#### [Exercise description]
Across all the lines below, how many contain the string "ffffff"? Please reply with the number only.

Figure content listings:
----------

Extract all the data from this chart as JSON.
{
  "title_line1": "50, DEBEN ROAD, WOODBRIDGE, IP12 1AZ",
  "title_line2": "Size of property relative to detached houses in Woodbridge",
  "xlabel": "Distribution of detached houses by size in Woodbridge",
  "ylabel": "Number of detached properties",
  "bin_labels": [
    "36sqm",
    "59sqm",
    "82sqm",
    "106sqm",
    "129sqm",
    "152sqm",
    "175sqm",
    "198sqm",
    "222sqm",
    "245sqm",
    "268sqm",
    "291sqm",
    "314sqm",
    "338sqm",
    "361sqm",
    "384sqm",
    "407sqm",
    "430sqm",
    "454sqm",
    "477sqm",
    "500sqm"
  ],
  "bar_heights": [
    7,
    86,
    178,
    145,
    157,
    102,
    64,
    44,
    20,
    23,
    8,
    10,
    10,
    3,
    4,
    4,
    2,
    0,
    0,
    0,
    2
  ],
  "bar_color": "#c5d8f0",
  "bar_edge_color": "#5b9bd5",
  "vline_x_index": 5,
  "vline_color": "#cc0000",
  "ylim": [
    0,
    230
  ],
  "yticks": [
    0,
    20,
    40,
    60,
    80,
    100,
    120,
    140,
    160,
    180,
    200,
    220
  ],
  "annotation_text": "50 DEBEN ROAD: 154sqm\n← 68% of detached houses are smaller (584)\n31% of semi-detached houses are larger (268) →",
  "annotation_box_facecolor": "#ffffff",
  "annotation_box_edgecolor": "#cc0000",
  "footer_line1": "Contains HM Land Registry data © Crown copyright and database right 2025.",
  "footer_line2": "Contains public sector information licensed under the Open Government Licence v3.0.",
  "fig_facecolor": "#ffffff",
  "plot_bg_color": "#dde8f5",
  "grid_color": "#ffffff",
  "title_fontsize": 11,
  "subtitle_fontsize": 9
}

----------

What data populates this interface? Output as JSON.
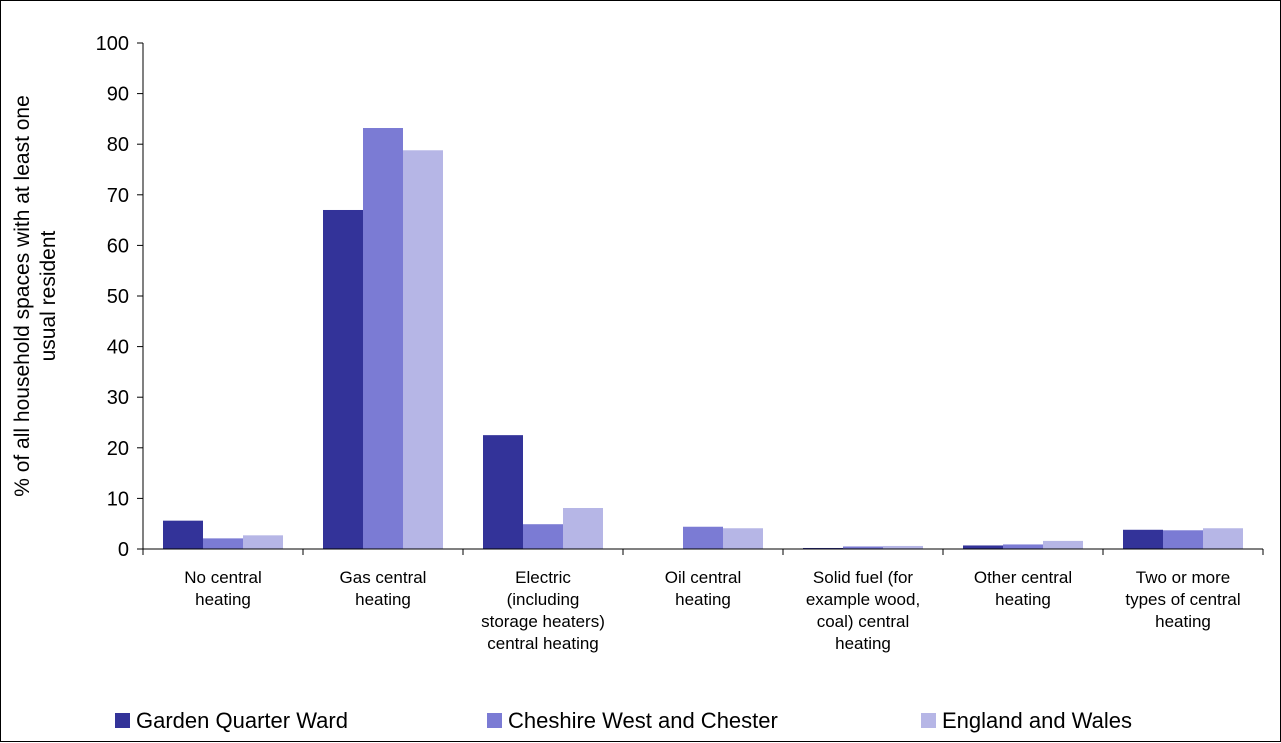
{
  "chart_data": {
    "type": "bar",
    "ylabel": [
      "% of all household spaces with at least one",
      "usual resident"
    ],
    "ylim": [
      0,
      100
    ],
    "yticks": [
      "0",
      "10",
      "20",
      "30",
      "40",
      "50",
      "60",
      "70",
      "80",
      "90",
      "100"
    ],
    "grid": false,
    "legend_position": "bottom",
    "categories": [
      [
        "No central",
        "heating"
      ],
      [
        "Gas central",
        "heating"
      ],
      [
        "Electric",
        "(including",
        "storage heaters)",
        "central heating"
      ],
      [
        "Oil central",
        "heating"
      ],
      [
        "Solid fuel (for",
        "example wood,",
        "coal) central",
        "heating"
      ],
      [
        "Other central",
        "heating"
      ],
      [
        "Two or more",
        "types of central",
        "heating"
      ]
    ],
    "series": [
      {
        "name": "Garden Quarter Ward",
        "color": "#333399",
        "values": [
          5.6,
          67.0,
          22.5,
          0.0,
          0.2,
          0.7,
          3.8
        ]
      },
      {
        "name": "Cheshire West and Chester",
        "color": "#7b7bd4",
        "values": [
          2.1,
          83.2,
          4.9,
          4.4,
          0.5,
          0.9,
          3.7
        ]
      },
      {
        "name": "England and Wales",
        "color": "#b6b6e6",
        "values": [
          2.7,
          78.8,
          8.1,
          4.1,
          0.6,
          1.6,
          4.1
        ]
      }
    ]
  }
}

----------

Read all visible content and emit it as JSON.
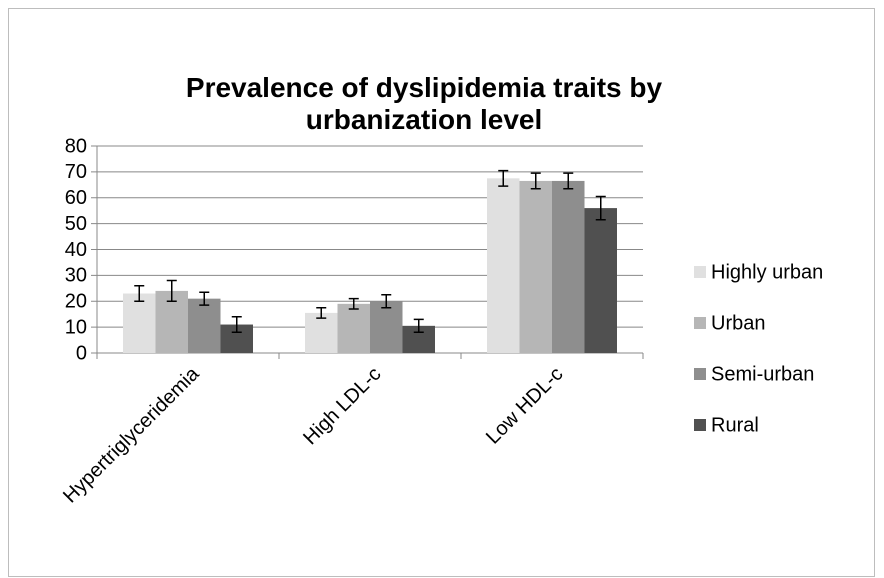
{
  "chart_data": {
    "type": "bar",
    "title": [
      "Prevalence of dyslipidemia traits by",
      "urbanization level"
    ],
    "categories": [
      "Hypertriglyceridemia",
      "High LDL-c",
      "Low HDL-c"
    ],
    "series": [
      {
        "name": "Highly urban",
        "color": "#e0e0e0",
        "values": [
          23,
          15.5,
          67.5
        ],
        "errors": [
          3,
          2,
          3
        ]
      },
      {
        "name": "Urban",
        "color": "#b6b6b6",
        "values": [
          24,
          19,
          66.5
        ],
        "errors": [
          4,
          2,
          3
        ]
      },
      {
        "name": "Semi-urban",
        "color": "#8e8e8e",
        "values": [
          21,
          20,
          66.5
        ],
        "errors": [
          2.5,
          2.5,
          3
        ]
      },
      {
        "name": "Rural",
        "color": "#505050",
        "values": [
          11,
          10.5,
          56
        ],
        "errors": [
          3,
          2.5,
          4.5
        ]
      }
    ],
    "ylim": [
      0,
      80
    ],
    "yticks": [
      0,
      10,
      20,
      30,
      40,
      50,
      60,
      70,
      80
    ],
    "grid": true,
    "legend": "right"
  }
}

----------

#### [The solution]
3